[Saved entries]

* BEGIN *

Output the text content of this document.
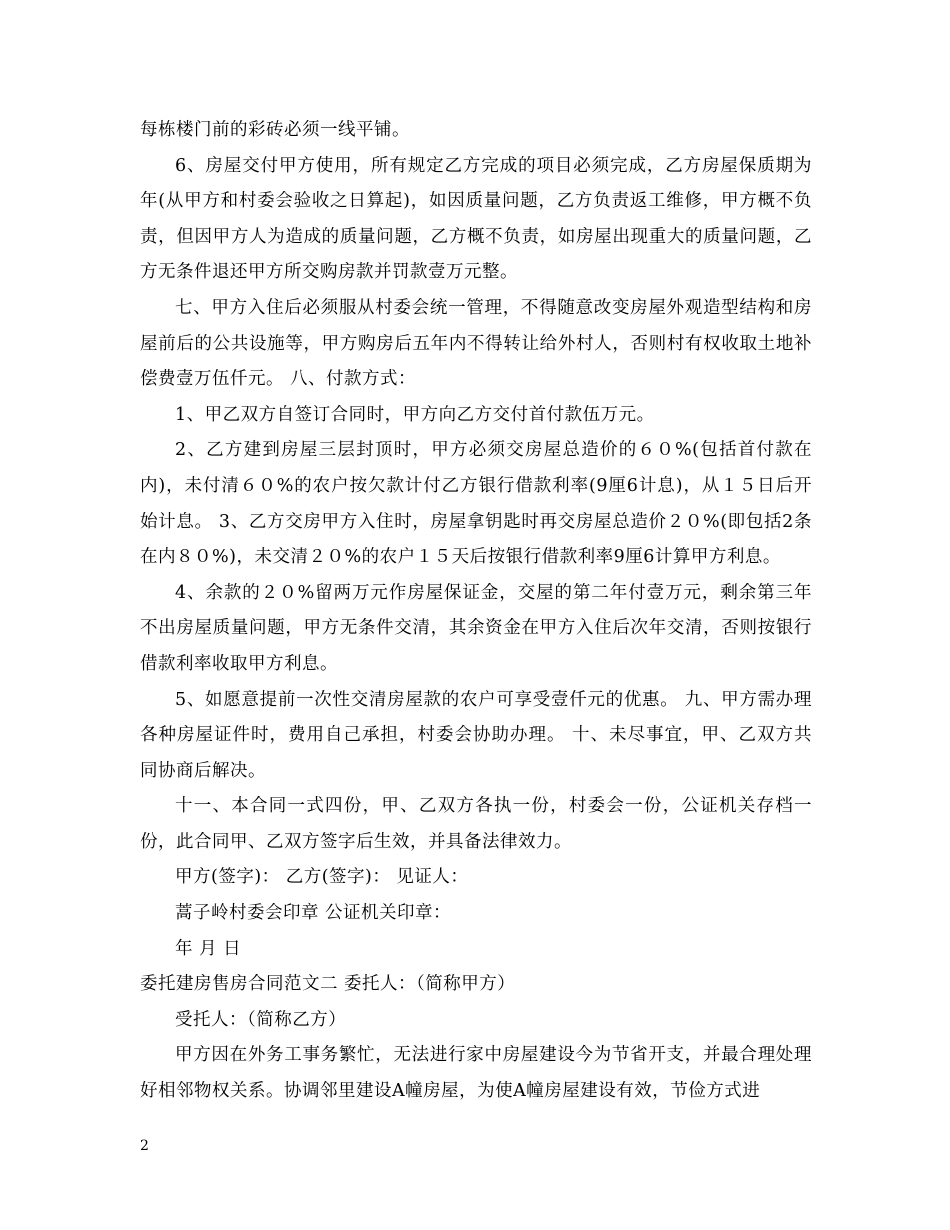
每栋楼门前的彩砖必须一线平铺。

6、房屋交付甲方使用，所有规定乙方完成的项目必须完成，乙方房屋保质期为年(从甲方和村委会验收之日算起)，如因质量问题，乙方负责返工维修，甲方概不负责，但因甲方人为造成的质量问题，乙方概不负责，如房屋出现重大的质量问题，乙方无条件退还甲方所交购房款并罚款壹万元整。

七、甲方入住后必须服从村委会统一管理，不得随意改变房屋外观造型结构和房屋前后的公共设施等，甲方购房后五年内不得转让给外村人，否则村有权收取土地补偿费壹万伍仟元。 八、付款方式：

1、甲乙双方自签订合同时，甲方向乙方交付首付款伍万元。

2、乙方建到房屋三层封顶时，甲方必须交房屋总造价的６０%(包括首付款在内)，未付清６０%的农户按欠款计付乙方银行借款利率(9厘6计息)，从１５日后开始计息。 3、乙方交房甲方入住时，房屋拿钥匙时再交房屋总造价２０%(即包括2条在内８０%)，未交清２０%的农户１５天后按银行借款利率9厘6计算甲方利息。

4、余款的２０%留两万元作房屋保证金，交屋的第二年付壹万元，剩余第三年不出房屋质量问题，甲方无条件交清，其余资金在甲方入住后次年交清，否则按银行借款利率收取甲方利息。

5、如愿意提前一次性交清房屋款的农户可享受壹仟元的优惠。 九、甲方需办理各种房屋证件时，费用自己承担，村委会协助办理。 十、未尽事宜，甲、乙双方共同协商后解决。

十一、本合同一式四份，甲、乙双方各执一份，村委会一份，公证机关存档一份，此合同甲、乙双方签字后生效，并具备法律效力。

甲方(签字)： 乙方(签字)： 见证人：

蒿子岭村委会印章 公证机关印章：

年 月 日

委托建房售房合同范文二 委托人：（简称甲方）

受托人：（简称乙方）

甲方因在外务工事务繁忙，无法进行家中房屋建设今为节省开支，并最合理处理好相邻物权关系。协调邻里建设A幢房屋，为使A幢房屋建设有效，节俭方式进

2
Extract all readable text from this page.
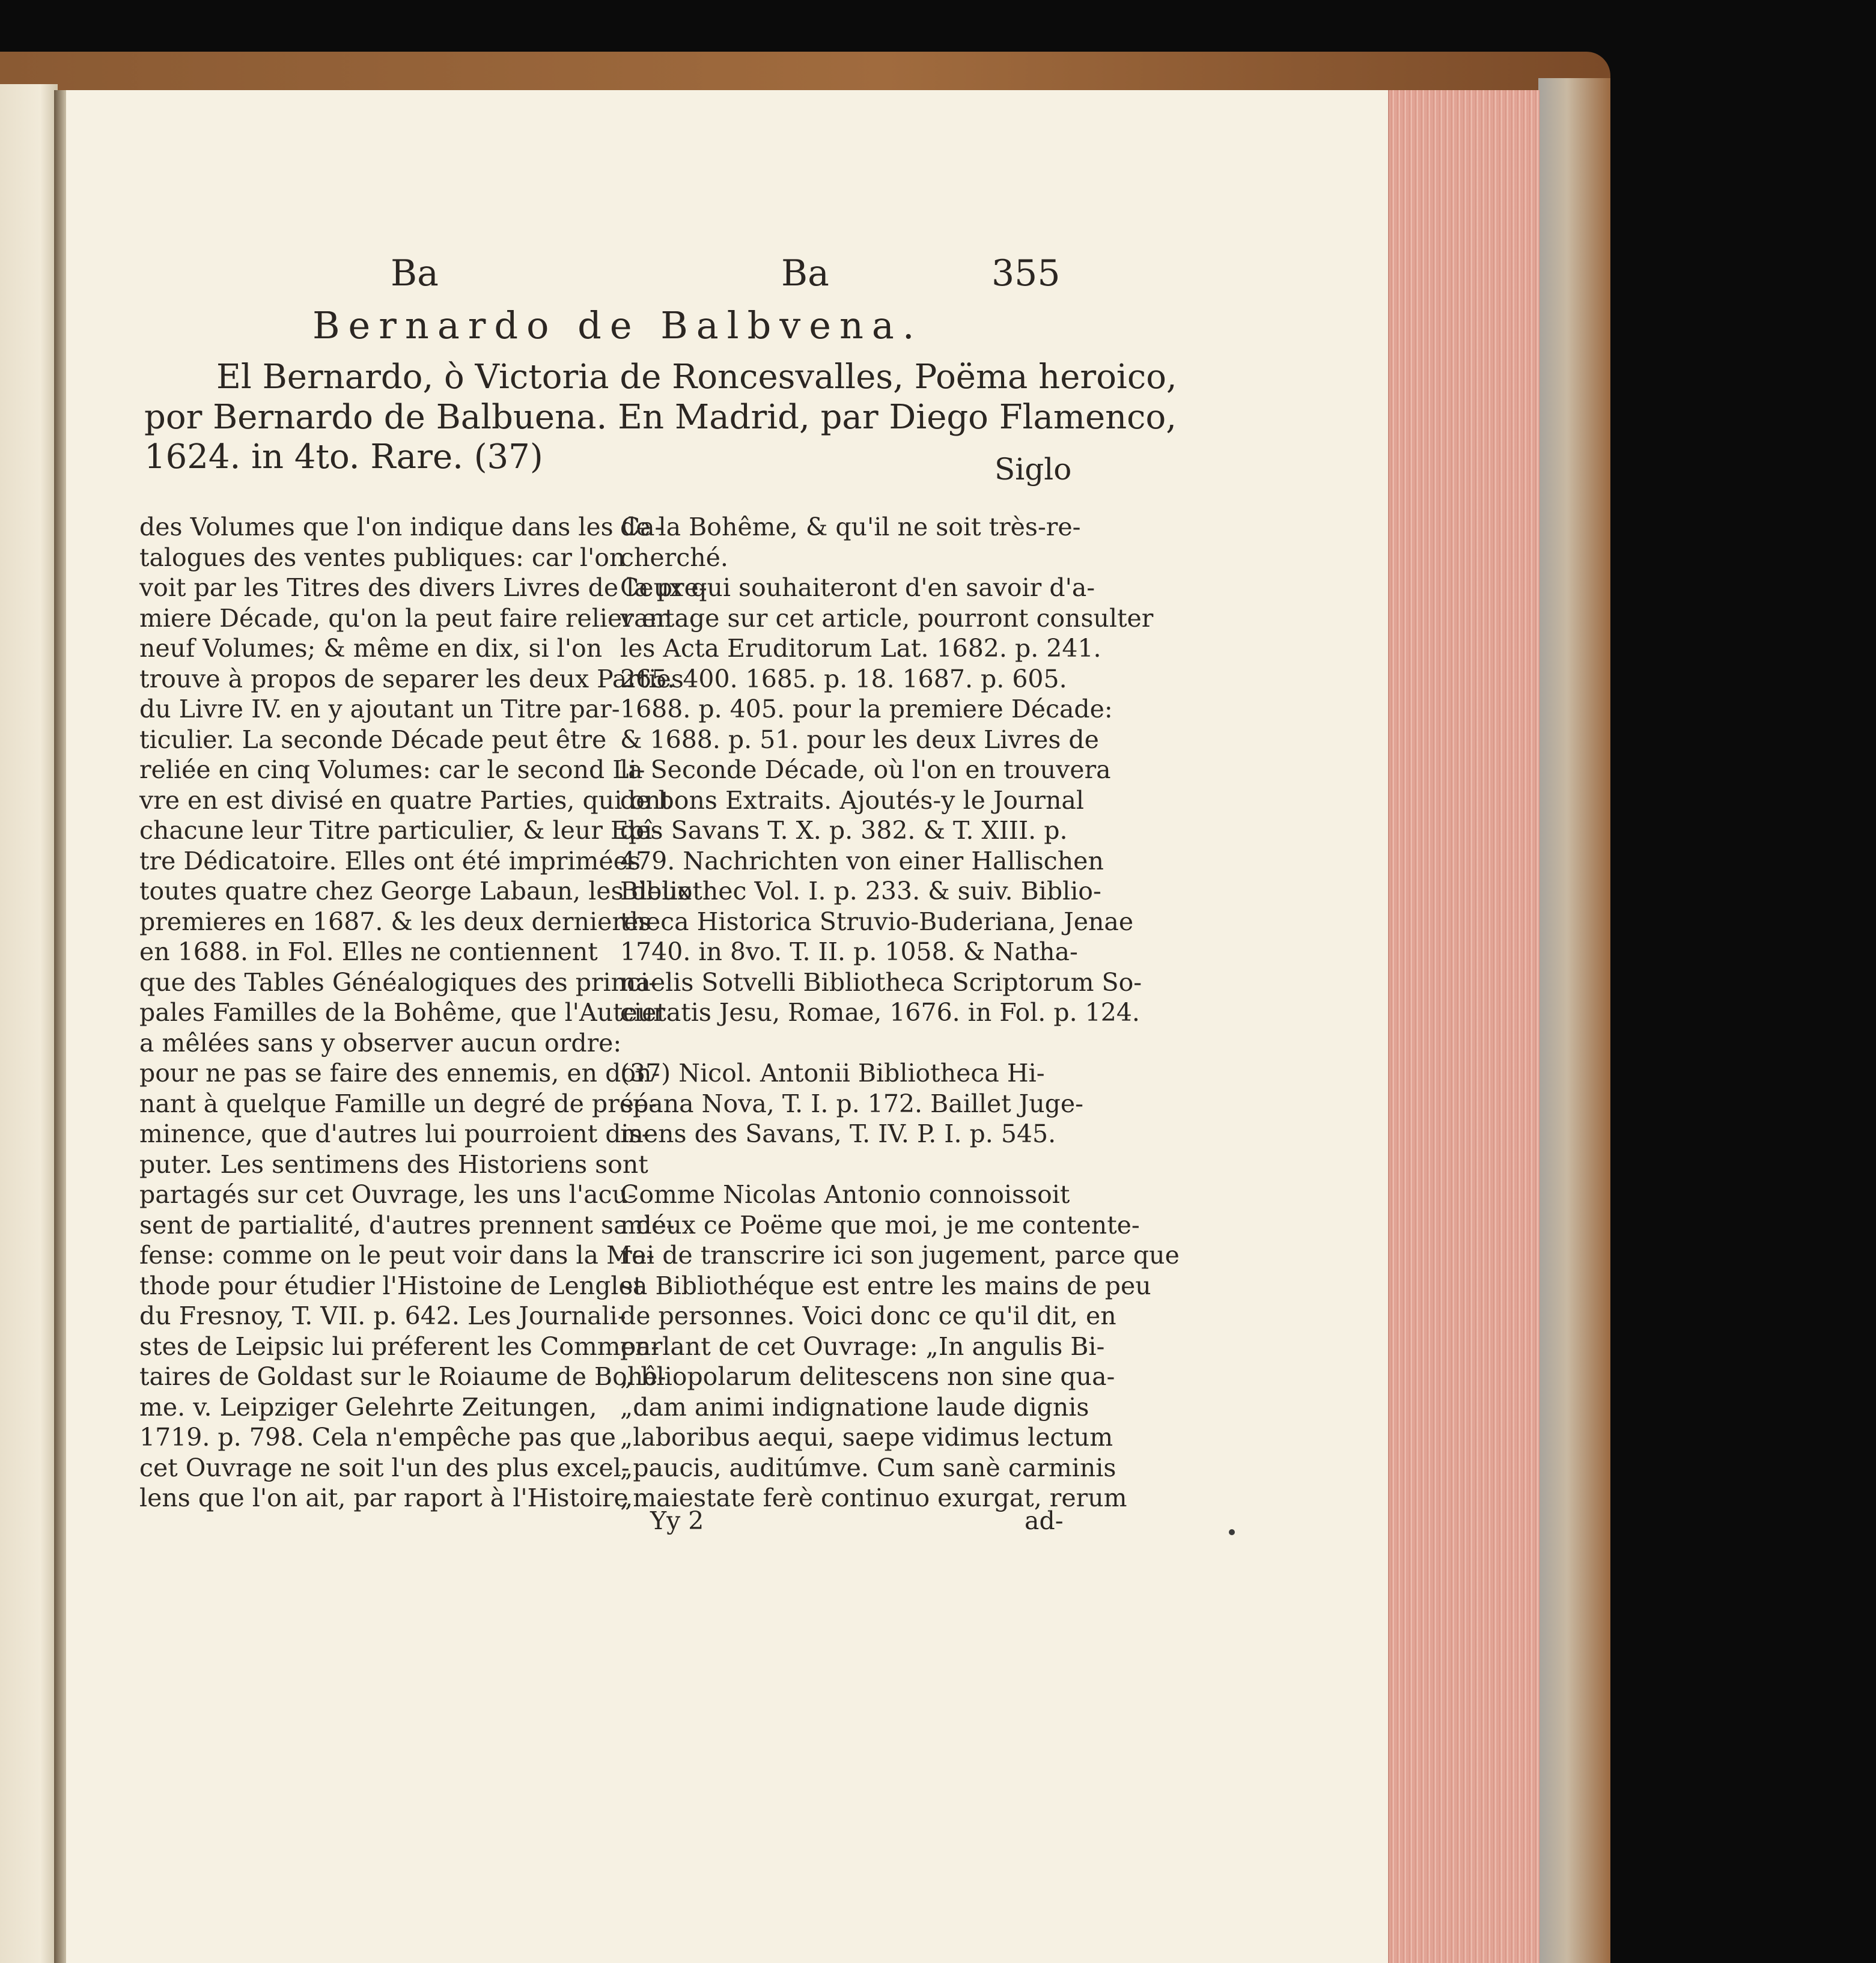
Ba	Ba	355
Bernardo de Balbvena.
El Bernardo, ò Victoria de Roncesvalles, Poëma heroico,
por Bernardo de Balbuena. En Madrid, par Diego Flamenco,
1624. in 4to. Rare. (37)	Siglo
des Volumes que l'on indique dans les Ca-
talogues des ventes publiques: car l'on
voit par les Titres des divers Livres de la pre-
miere Décade, qu'on la peut faire relier en
neuf Volumes; & même en dix, si l'on
trouve à propos de separer les deux Parties
du Livre IV. en y ajoutant un Titre par-
ticulier. La seconde Décade peut être
reliée en cinq Volumes: car le second Li-
vre en est divisé en quatre Parties, qui ont
chacune leur Titre particulier, & leur Epî-
tre Dédicatoire. Elles ont été imprimées
toutes quatre chez George Labaun, les deux
premieres en 1687. & les deux dernieres
en 1688. in Fol. Elles ne contiennent
que des Tables Généalogiques des princi-
pales Familles de la Bohême, que l'Auteur
a mêlées sans y observer aucun ordre:
pour ne pas se faire des ennemis, en don-
nant à quelque Famille un degré de préé-
minence, que d'autres lui pourroient dis-
puter. Les sentimens des Historiens sont
partagés sur cet Ouvrage, les uns l'acu-
sent de partialité, d'autres prennent sa dé-
fense: comme on le peut voir dans la Me-
thode pour étudier l'Histoine de Lenglet
du Fresnoy, T. VII. p. 642. Les Journali-
stes de Leipsic lui préferent les Commen-
taires de Goldast sur le Roiaume de Bohê-
me. v. Leipziger Gelehrte Zeitungen,
1719. p. 798. Cela n'empêche pas que
cet Ouvrage ne soit l'un des plus excel-
lens que l'on ait, par raport à l'Histoire
de la Bohême, & qu'il ne soit très-re-
cherché.
Ceux qui souhaiteront d'en savoir d'a-
vantage sur cet article, pourront consulter
les Acta Eruditorum Lat. 1682. p. 241.
265. 400. 1685. p. 18. 1687. p. 605.
1688. p. 405. pour la premiere Décade:
& 1688. p. 51. pour les deux Livres de
la Seconde Décade, où l'on en trouvera
de bons Extraits. Ajoutés-y le Journal
des Savans T. X. p. 382. & T. XIII. p.
479. Nachrichten von einer Hallischen
Bibliothec Vol. I. p. 233. & suiv. Biblio-
theca Historica Struvio-Buderiana, Jenae
1740. in 8vo. T. II. p. 1058. & Natha-
naelis Sotvelli Bibliotheca Scriptorum So-
cietatis Jesu, Romae, 1676. in Fol. p. 124.
(37) Nicol. Antonii Bibliotheca Hi-
spana Nova, T. I. p. 172. Baillet Juge-
mens des Savans, T. IV. P. I. p. 545.
Comme Nicolas Antonio connoissoit
mieux ce Poëme que moi, je me contente-
rai de transcrire ici son jugement, parce que
sa Bibliothéque est entre les mains de peu
de personnes. Voici donc ce qu'il dit, en
parlant de cet Ouvrage: „In angulis Bi-
„ bliopolarum delitescens non sine qua-
„dam animi indignatione laude dignis
„laboribus aequi, saepe vidimus lectum
„paucis, auditúmve. Cum sanè carminis
„maiestate ferè continuo exurgat, rerum
Yy 2	ad-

* END *

What is expected >> Return the listing above unchanged, apart from dropping its pictures.

Task answer >>
Output the text content of this document.
每栋楼门前的彩砖必须一线平铺。

6、房屋交付甲方使用，所有规定乙方完成的项目必须完成，乙方房屋保质期为年(从甲方和村委会验收之日算起)，如因质量问题，乙方负责返工维修，甲方概不负责，但因甲方人为造成的质量问题，乙方概不负责，如房屋出现重大的质量问题，乙方无条件退还甲方所交购房款并罚款壹万元整。

七、甲方入住后必须服从村委会统一管理，不得随意改变房屋外观造型结构和房屋前后的公共设施等，甲方购房后五年内不得转让给外村人，否则村有权收取土地补偿费壹万伍仟元。 八、付款方式：

1、甲乙双方自签订合同时，甲方向乙方交付首付款伍万元。

2、乙方建到房屋三层封顶时，甲方必须交房屋总造价的６０%(包括首付款在内)，未付清６０%的农户按欠款计付乙方银行借款利率(9厘6计息)，从１５日后开始计息。 3、乙方交房甲方入住时，房屋拿钥匙时再交房屋总造价２０%(即包括2条在内８０%)，未交清２０%的农户１５天后按银行借款利率9厘6计算甲方利息。

4、余款的２０%留两万元作房屋保证金，交屋的第二年付壹万元，剩余第三年不出房屋质量问题，甲方无条件交清，其余资金在甲方入住后次年交清，否则按银行借款利率收取甲方利息。

5、如愿意提前一次性交清房屋款的农户可享受壹仟元的优惠。 九、甲方需办理各种房屋证件时，费用自己承担，村委会协助办理。 十、未尽事宜，甲、乙双方共同协商后解决。

十一、本合同一式四份，甲、乙双方各执一份，村委会一份，公证机关存档一份，此合同甲、乙双方签字后生效，并具备法律效力。

甲方(签字)： 乙方(签字)： 见证人：

蒿子岭村委会印章 公证机关印章：

年 月 日

委托建房售房合同范文二 委托人：（简称甲方）

受托人：（简称乙方）

甲方因在外务工事务繁忙，无法进行家中房屋建设今为节省开支，并最合理处理好相邻物权关系。协调邻里建设A幢房屋，为使A幢房屋建设有效，节俭方式进

2
Extract all readable text from this page.
Ba	Ba	355
Bernardo de Balbvena.
El Bernardo, ò Victoria de Roncesvalles, Poëma heroico,
por Bernardo de Balbuena. En Madrid, par Diego Flamenco,
1624. in 4to. Rare. (37)	Siglo
des Volumes que l'on indique dans les Ca-
talogues des ventes publiques: car l'on
voit par les Titres des divers Livres de la pre-
miere Décade, qu'on la peut faire relier en
neuf Volumes; & même en dix, si l'on
trouve à propos de separer les deux Parties
du Livre IV. en y ajoutant un Titre par-
ticulier. La seconde Décade peut être
reliée en cinq Volumes: car le second Li-
vre en est divisé en quatre Parties, qui ont
chacune leur Titre particulier, & leur Epî-
tre Dédicatoire. Elles ont été imprimées
toutes quatre chez George Labaun, les deux
premieres en 1687. & les deux dernieres
en 1688. in Fol. Elles ne contiennent
que des Tables Généalogiques des princi-
pales Familles de la Bohême, que l'Auteur
a mêlées sans y observer aucun ordre:
pour ne pas se faire des ennemis, en don-
nant à quelque Famille un degré de préé-
minence, que d'autres lui pourroient dis-
puter. Les sentimens des Historiens sont
partagés sur cet Ouvrage, les uns l'acu-
sent de partialité, d'autres prennent sa dé-
fense: comme on le peut voir dans la Me-
thode pour étudier l'Histoine de Lenglet
du Fresnoy, T. VII. p. 642. Les Journali-
stes de Leipsic lui préferent les Commen-
taires de Goldast sur le Roiaume de Bohê-
me. v. Leipziger Gelehrte Zeitungen,
1719. p. 798. Cela n'empêche pas que
cet Ouvrage ne soit l'un des plus excel-
lens que l'on ait, par raport à l'Histoire
de la Bohême, & qu'il ne soit très-re-
cherché.
Ceux qui souhaiteront d'en savoir d'a-
vantage sur cet article, pourront consulter
les Acta Eruditorum Lat. 1682. p. 241.
265. 400. 1685. p. 18. 1687. p. 605.
1688. p. 405. pour la premiere Décade:
& 1688. p. 51. pour les deux Livres de
la Seconde Décade, où l'on en trouvera
de bons Extraits. Ajoutés-y le Journal
des Savans T. X. p. 382. & T. XIII. p.
479. Nachrichten von einer Hallischen
Bibliothec Vol. I. p. 233. & suiv. Biblio-
theca Historica Struvio-Buderiana, Jenae
1740. in 8vo. T. II. p. 1058. & Natha-
naelis Sotvelli Bibliotheca Scriptorum So-
cietatis Jesu, Romae, 1676. in Fol. p. 124.
(37) Nicol. Antonii Bibliotheca Hi-
spana Nova, T. I. p. 172. Baillet Juge-
mens des Savans, T. IV. P. I. p. 545.
Comme Nicolas Antonio connoissoit
mieux ce Poëme que moi, je me contente-
rai de transcrire ici son jugement, parce que
sa Bibliothéque est entre les mains de peu
de personnes. Voici donc ce qu'il dit, en
parlant de cet Ouvrage: „In angulis Bi-
„ bliopolarum delitescens non sine qua-
„dam animi indignatione laude dignis
„laboribus aequi, saepe vidimus lectum
„paucis, auditúmve. Cum sanè carminis
„maiestate ferè continuo exurgat, rerum
Yy 2	ad-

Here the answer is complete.